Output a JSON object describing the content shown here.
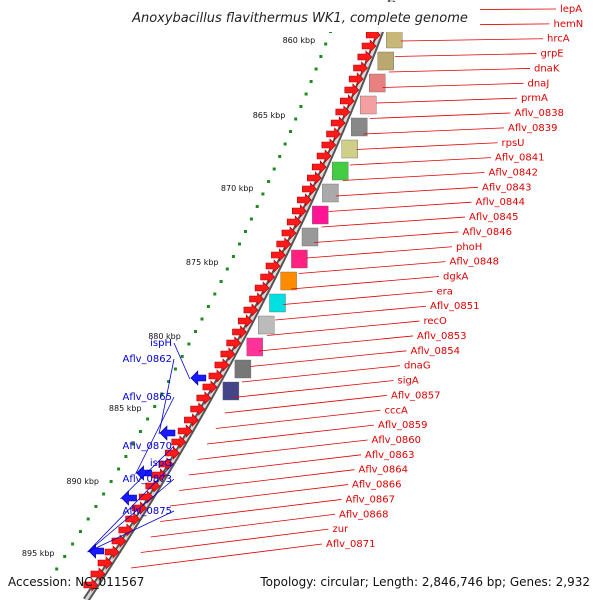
{
  "title": "Anoxybacillus flavithermus WK1, complete genome",
  "footer": {
    "accession": "Accession: NC_011567",
    "topology": "Topology: circular; Length: 2,846,746 bp; Genes: 2,932"
  },
  "colors": {
    "forward_gene": "#ff1a1a",
    "reverse_gene": "#1a1aff",
    "backbone": "#7a7a7a",
    "tick": "#1f8a1f",
    "label_forward": "#e00000",
    "label_reverse": "#0000d0"
  },
  "kbp_ticks": [
    "860 kbp",
    "865 kbp",
    "870 kbp",
    "875 kbp",
    "880 kbp",
    "885 kbp",
    "890 kbp",
    "895 kbp"
  ],
  "forward_labels": [
    "lepA",
    "hemN",
    "hrcA",
    "grpE",
    "dnaK",
    "dnaJ",
    "prmA",
    "Aflv_0838",
    "Aflv_0839",
    "rpsU",
    "Aflv_0841",
    "Aflv_0842",
    "Aflv_0843",
    "Aflv_0844",
    "Aflv_0845",
    "Aflv_0846",
    "phoH",
    "Aflv_0848",
    "dgkA",
    "era",
    "Aflv_0851",
    "recO",
    "Aflv_0853",
    "Aflv_0854",
    "dnaG",
    "sigA",
    "Aflv_0857",
    "cccA",
    "Aflv_0859",
    "Aflv_0860",
    "Aflv_0863",
    "Aflv_0864",
    "Aflv_0866",
    "Aflv_0867",
    "Aflv_0868",
    "zur",
    "Aflv_0871"
  ],
  "reverse_labels": [
    "ispH",
    "Aflv_0862",
    "Aflv_0865",
    "Aflv_0870",
    "ispG",
    "Aflv_0873",
    "Aflv_0875"
  ]
}
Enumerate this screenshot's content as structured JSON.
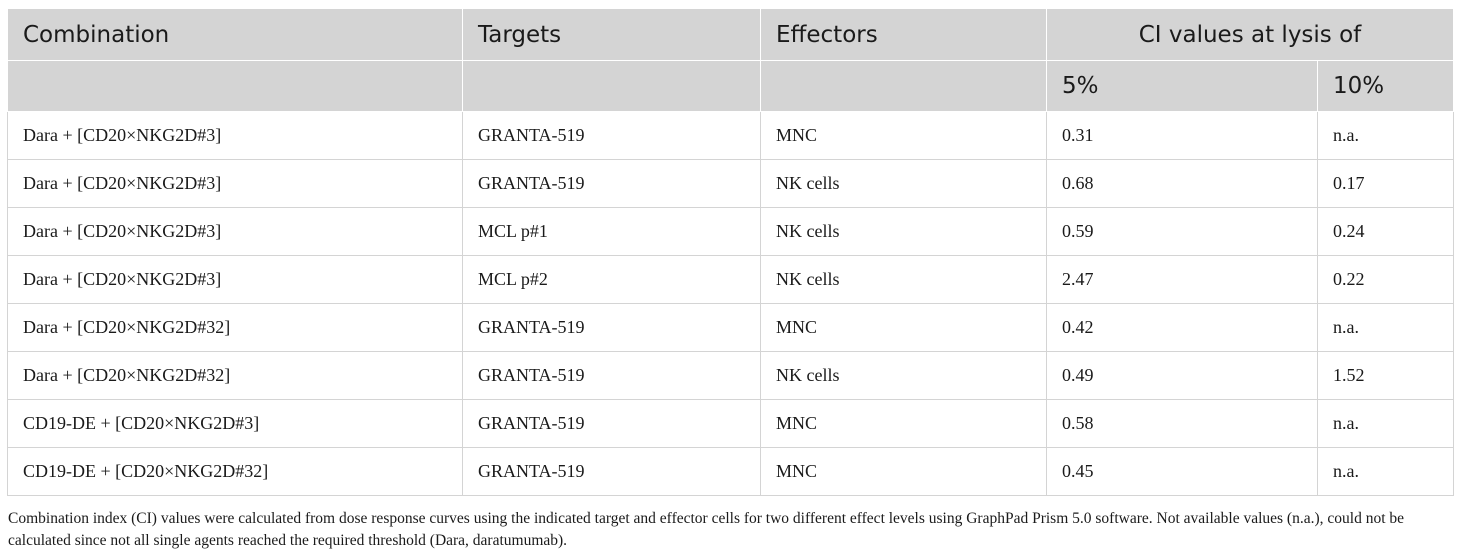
{
  "header": {
    "combination": "Combination",
    "targets": "Targets",
    "effectors": "Effectors",
    "ci_group": "CI values at lysis of",
    "ci_5": "5%",
    "ci_10": "10%"
  },
  "rows": [
    {
      "combination": "Dara + [CD20×NKG2D#3]",
      "targets": "GRANTA-519",
      "effectors": "MNC",
      "ci5": "0.31",
      "ci10": "n.a."
    },
    {
      "combination": "Dara + [CD20×NKG2D#3]",
      "targets": "GRANTA-519",
      "effectors": "NK cells",
      "ci5": "0.68",
      "ci10": "0.17"
    },
    {
      "combination": "Dara + [CD20×NKG2D#3]",
      "targets": "MCL p#1",
      "effectors": "NK cells",
      "ci5": "0.59",
      "ci10": "0.24"
    },
    {
      "combination": "Dara + [CD20×NKG2D#3]",
      "targets": "MCL p#2",
      "effectors": "NK cells",
      "ci5": "2.47",
      "ci10": "0.22"
    },
    {
      "combination": "Dara + [CD20×NKG2D#32]",
      "targets": "GRANTA-519",
      "effectors": "MNC",
      "ci5": "0.42",
      "ci10": "n.a."
    },
    {
      "combination": "Dara + [CD20×NKG2D#32]",
      "targets": "GRANTA-519",
      "effectors": "NK cells",
      "ci5": "0.49",
      "ci10": "1.52"
    },
    {
      "combination": "CD19-DE + [CD20×NKG2D#3]",
      "targets": "GRANTA-519",
      "effectors": "MNC",
      "ci5": "0.58",
      "ci10": "n.a."
    },
    {
      "combination": "CD19-DE + [CD20×NKG2D#32]",
      "targets": "GRANTA-519",
      "effectors": "MNC",
      "ci5": "0.45",
      "ci10": "n.a."
    }
  ],
  "caption": "Combination index (CI) values were calculated from dose response curves using the indicated target and effector cells for two different effect levels using GraphPad Prism 5.0 software. Not available values (n.a.), could not be calculated since not all single agents reached the required threshold (Dara, daratumumab)."
}
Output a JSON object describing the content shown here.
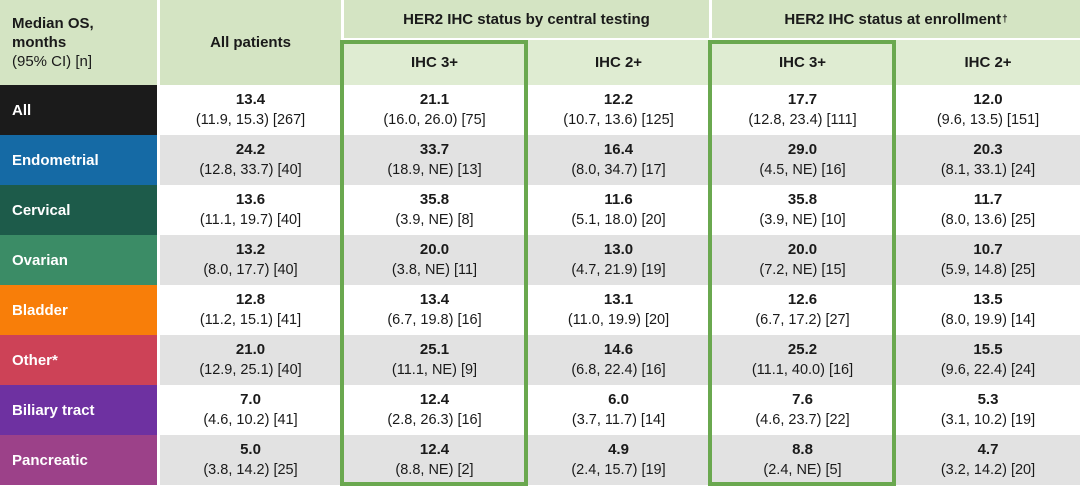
{
  "headers": {
    "corner": {
      "line1": "Median OS,",
      "line2": "months",
      "line3": "(95% CI) [n]"
    },
    "all_patients": "All patients",
    "groups": [
      {
        "label": "HER2 IHC status by central testing",
        "dagger": ""
      },
      {
        "label": "HER2 IHC status at enrollment",
        "dagger": "†"
      }
    ],
    "subheaders": [
      "IHC 3+",
      "IHC 2+",
      "IHC 3+",
      "IHC 2+"
    ]
  },
  "columns": [
    "All patients",
    "Central IHC 3+",
    "Central IHC 2+",
    "Enrollment IHC 3+",
    "Enrollment IHC 2+"
  ],
  "rows": [
    {
      "label": "All",
      "color": "#1b1b1b",
      "cells": [
        {
          "median": "13.4",
          "ci": "(11.9, 15.3) [267]"
        },
        {
          "median": "21.1",
          "ci": "(16.0, 26.0) [75]"
        },
        {
          "median": "12.2",
          "ci": "(10.7, 13.6) [125]"
        },
        {
          "median": "17.7",
          "ci": "(12.8, 23.4) [111]"
        },
        {
          "median": "12.0",
          "ci": "(9.6, 13.5) [151]"
        }
      ]
    },
    {
      "label": "Endometrial",
      "color": "#156aa5",
      "cells": [
        {
          "median": "24.2",
          "ci": "(12.8, 33.7) [40]"
        },
        {
          "median": "33.7",
          "ci": "(18.9, NE) [13]"
        },
        {
          "median": "16.4",
          "ci": "(8.0, 34.7) [17]"
        },
        {
          "median": "29.0",
          "ci": "(4.5, NE) [16]"
        },
        {
          "median": "20.3",
          "ci": "(8.1, 33.1) [24]"
        }
      ]
    },
    {
      "label": "Cervical",
      "color": "#1d5b4a",
      "cells": [
        {
          "median": "13.6",
          "ci": "(11.1, 19.7) [40]"
        },
        {
          "median": "35.8",
          "ci": "(3.9, NE) [8]"
        },
        {
          "median": "11.6",
          "ci": "(5.1, 18.0) [20]"
        },
        {
          "median": "35.8",
          "ci": "(3.9, NE) [10]"
        },
        {
          "median": "11.7",
          "ci": "(8.0, 13.6) [25]"
        }
      ]
    },
    {
      "label": "Ovarian",
      "color": "#3b8c66",
      "cells": [
        {
          "median": "13.2",
          "ci": "(8.0, 17.7) [40]"
        },
        {
          "median": "20.0",
          "ci": "(3.8, NE) [11]"
        },
        {
          "median": "13.0",
          "ci": "(4.7, 21.9) [19]"
        },
        {
          "median": "20.0",
          "ci": "(7.2, NE) [15]"
        },
        {
          "median": "10.7",
          "ci": "(5.9, 14.8) [25]"
        }
      ]
    },
    {
      "label": "Bladder",
      "color": "#f87e09",
      "cells": [
        {
          "median": "12.8",
          "ci": "(11.2, 15.1) [41]"
        },
        {
          "median": "13.4",
          "ci": "(6.7, 19.8) [16]"
        },
        {
          "median": "13.1",
          "ci": "(11.0, 19.9) [20]"
        },
        {
          "median": "12.6",
          "ci": "(6.7, 17.2) [27]"
        },
        {
          "median": "13.5",
          "ci": "(8.0, 19.9) [14]"
        }
      ]
    },
    {
      "label": "Other*",
      "color": "#cd4257",
      "cells": [
        {
          "median": "21.0",
          "ci": "(12.9, 25.1) [40]"
        },
        {
          "median": "25.1",
          "ci": "(11.1, NE) [9]"
        },
        {
          "median": "14.6",
          "ci": "(6.8, 22.4) [16]"
        },
        {
          "median": "25.2",
          "ci": "(11.1, 40.0) [16]"
        },
        {
          "median": "15.5",
          "ci": "(9.6, 22.4) [24]"
        }
      ]
    },
    {
      "label": "Biliary tract",
      "color": "#6e31a1",
      "cells": [
        {
          "median": "7.0",
          "ci": "(4.6, 10.2) [41]"
        },
        {
          "median": "12.4",
          "ci": "(2.8, 26.3) [16]"
        },
        {
          "median": "6.0",
          "ci": "(3.7, 11.7) [14]"
        },
        {
          "median": "7.6",
          "ci": "(4.6, 23.7) [22]"
        },
        {
          "median": "5.3",
          "ci": "(3.1, 10.2) [19]"
        }
      ]
    },
    {
      "label": "Pancreatic",
      "color": "#9c4189",
      "cells": [
        {
          "median": "5.0",
          "ci": "(3.8, 14.2) [25]"
        },
        {
          "median": "12.4",
          "ci": "(8.8, NE) [2]"
        },
        {
          "median": "4.9",
          "ci": "(2.4, 15.7) [19]"
        },
        {
          "median": "8.8",
          "ci": "(2.4, NE) [5]"
        },
        {
          "median": "4.7",
          "ci": "(3.2, 14.2) [20]"
        }
      ]
    }
  ],
  "colors": {
    "header-green": "#d4e4c3",
    "subheader-green": "#dfecd2",
    "row-alt": "#e2e2e2",
    "row-white": "#ffffff",
    "highlight-border": "#6aa84f",
    "text-dark": "#1a1a1a"
  }
}
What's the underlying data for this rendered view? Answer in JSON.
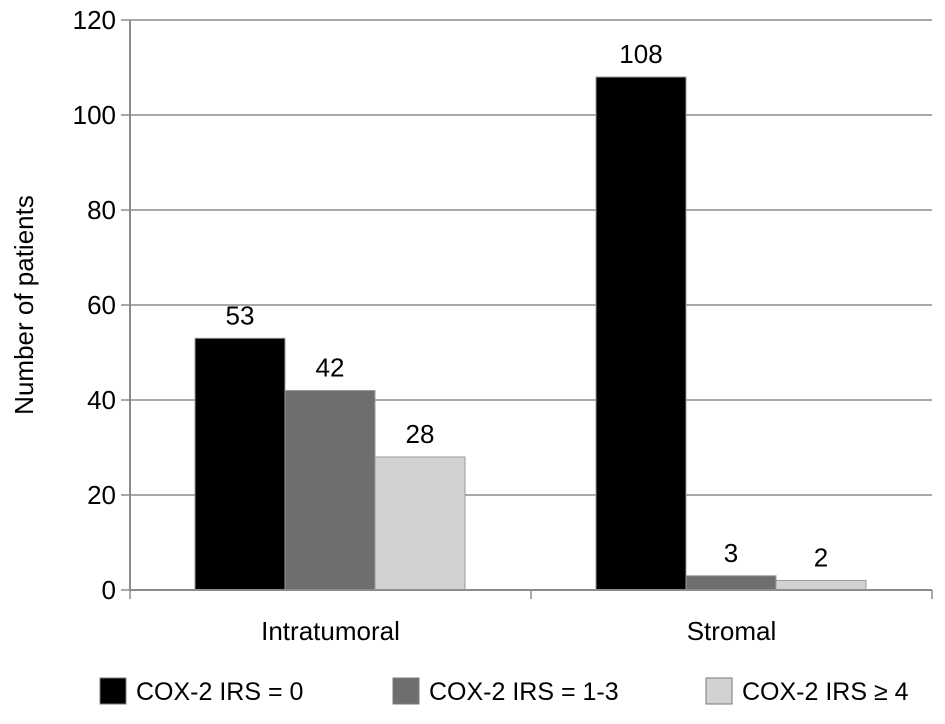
{
  "chart_data": {
    "type": "bar",
    "title": "",
    "xlabel": "",
    "ylabel": "Number of patients",
    "ylim": [
      0,
      120
    ],
    "yticks": [
      0,
      20,
      40,
      60,
      80,
      100,
      120
    ],
    "grid": true,
    "legend_position": "bottom",
    "categories": [
      "Intratumoral",
      "Stromal"
    ],
    "series": [
      {
        "name": "COX-2 IRS = 0",
        "values": [
          53,
          108
        ],
        "color": "#000000"
      },
      {
        "name": "COX-2 IRS = 1-3",
        "values": [
          42,
          3
        ],
        "color": "#6e6e6e"
      },
      {
        "name": "COX-2 IRS ≥ 4",
        "values": [
          28,
          2
        ],
        "color": "#d2d2d2"
      }
    ]
  }
}
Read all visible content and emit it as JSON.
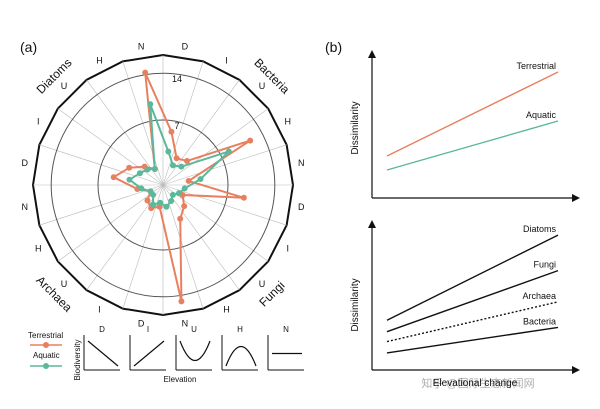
{
  "panel_a_label": "(a)",
  "panel_b_label": "(b)",
  "colors": {
    "terrestrial": "#e8805f",
    "aquatic": "#5bb89a",
    "axis": "#111111",
    "grid": "#999999"
  },
  "watermark": "知乎 @国际生态新闻网",
  "chart_data": [
    {
      "type": "radar",
      "title": "",
      "rlim": [
        0,
        14
      ],
      "r_ticks": [
        7,
        14
      ],
      "groups": [
        "Bacteria",
        "Fungi",
        "Archaea",
        "Diatoms"
      ],
      "categories": [
        "D",
        "I",
        "U",
        "H",
        "N",
        "D",
        "I",
        "U",
        "H",
        "N",
        "D",
        "I",
        "U",
        "H",
        "N",
        "D",
        "I",
        "U",
        "H",
        "N"
      ],
      "group_of_category": [
        "Bacteria",
        "Bacteria",
        "Bacteria",
        "Bacteria",
        "Bacteria",
        "Fungi",
        "Fungi",
        "Fungi",
        "Fungi",
        "Fungi",
        "Archaea",
        "Archaea",
        "Archaea",
        "Archaea",
        "Archaea",
        "Diatoms",
        "Diatoms",
        "Diatoms",
        "Diatoms",
        "Diatoms"
      ],
      "series": [
        {
          "name": "Terrestrial",
          "values": [
            6,
            3,
            3.5,
            11.5,
            2.5,
            9.5,
            2,
            3,
            4,
            14,
            2,
            2.5,
            2,
            1,
            2.5,
            5.5,
            4,
            2.5,
            1.5,
            13.5
          ]
        },
        {
          "name": "Aquatic",
          "values": [
            3.5,
            2,
            2.5,
            8.5,
            4,
            2,
            1.5,
            1,
            1.5,
            2,
            1.5,
            2,
            1,
            1,
            2,
            3.5,
            2.5,
            2,
            1.5,
            9.5
          ]
        }
      ],
      "legend": [
        "Terrestrial",
        "Aquatic"
      ],
      "legend_position": "bottom-left"
    },
    {
      "type": "small-multiples-line",
      "title": "",
      "xlabel": "Elevation",
      "ylabel": "Biodiversity",
      "panels": [
        {
          "label": "D",
          "shape": "decreasing"
        },
        {
          "label": "I",
          "shape": "increasing"
        },
        {
          "label": "U",
          "shape": "u-shaped"
        },
        {
          "label": "H",
          "shape": "hump-shaped"
        },
        {
          "label": "N",
          "shape": "no-pattern"
        }
      ]
    },
    {
      "type": "line",
      "title": "",
      "xlabel": "",
      "ylabel": "Dissimilarity",
      "series": [
        {
          "name": "Terrestrial",
          "x": [
            0,
            1
          ],
          "values": [
            0.3,
            0.9
          ]
        },
        {
          "name": "Aquatic",
          "x": [
            0,
            1
          ],
          "values": [
            0.2,
            0.55
          ]
        }
      ]
    },
    {
      "type": "line",
      "title": "",
      "xlabel": "Elevational change",
      "ylabel": "Dissimilarity",
      "series": [
        {
          "name": "Diatoms",
          "x": [
            0,
            1
          ],
          "values": [
            0.35,
            0.95
          ],
          "dash": "solid"
        },
        {
          "name": "Fungi",
          "x": [
            0,
            1
          ],
          "values": [
            0.27,
            0.7
          ],
          "dash": "solid"
        },
        {
          "name": "Archaea",
          "x": [
            0,
            1
          ],
          "values": [
            0.2,
            0.48
          ],
          "dash": "dotted"
        },
        {
          "name": "Bacteria",
          "x": [
            0,
            1
          ],
          "values": [
            0.12,
            0.3
          ],
          "dash": "solid"
        }
      ]
    }
  ]
}
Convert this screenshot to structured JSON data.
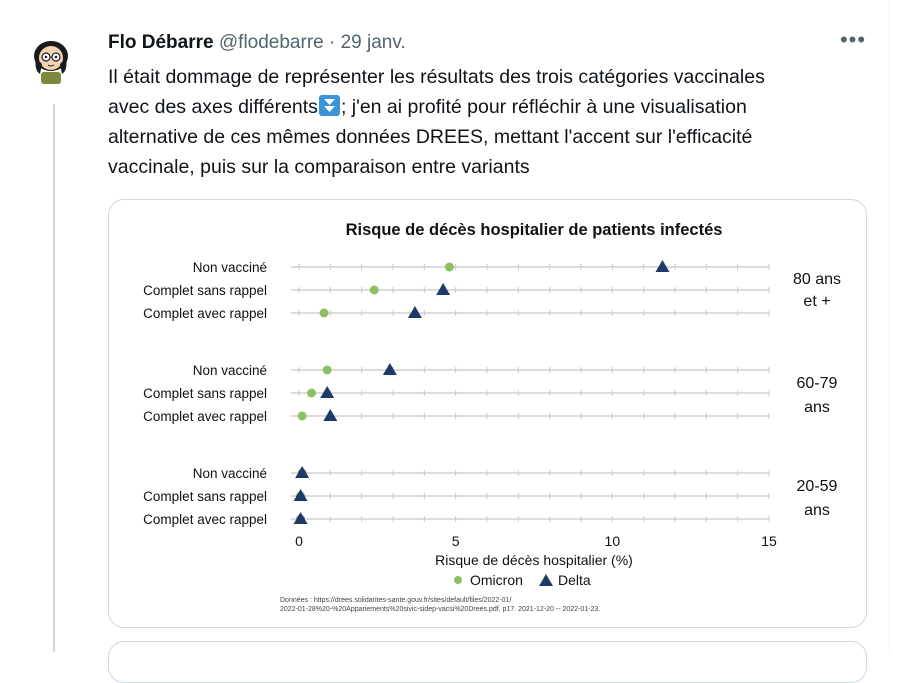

■ ■ ■

Exactly how many lines of the listing hold the word "ylabel"? State only the number.

▶ _THE COMPLETED TASK_:
4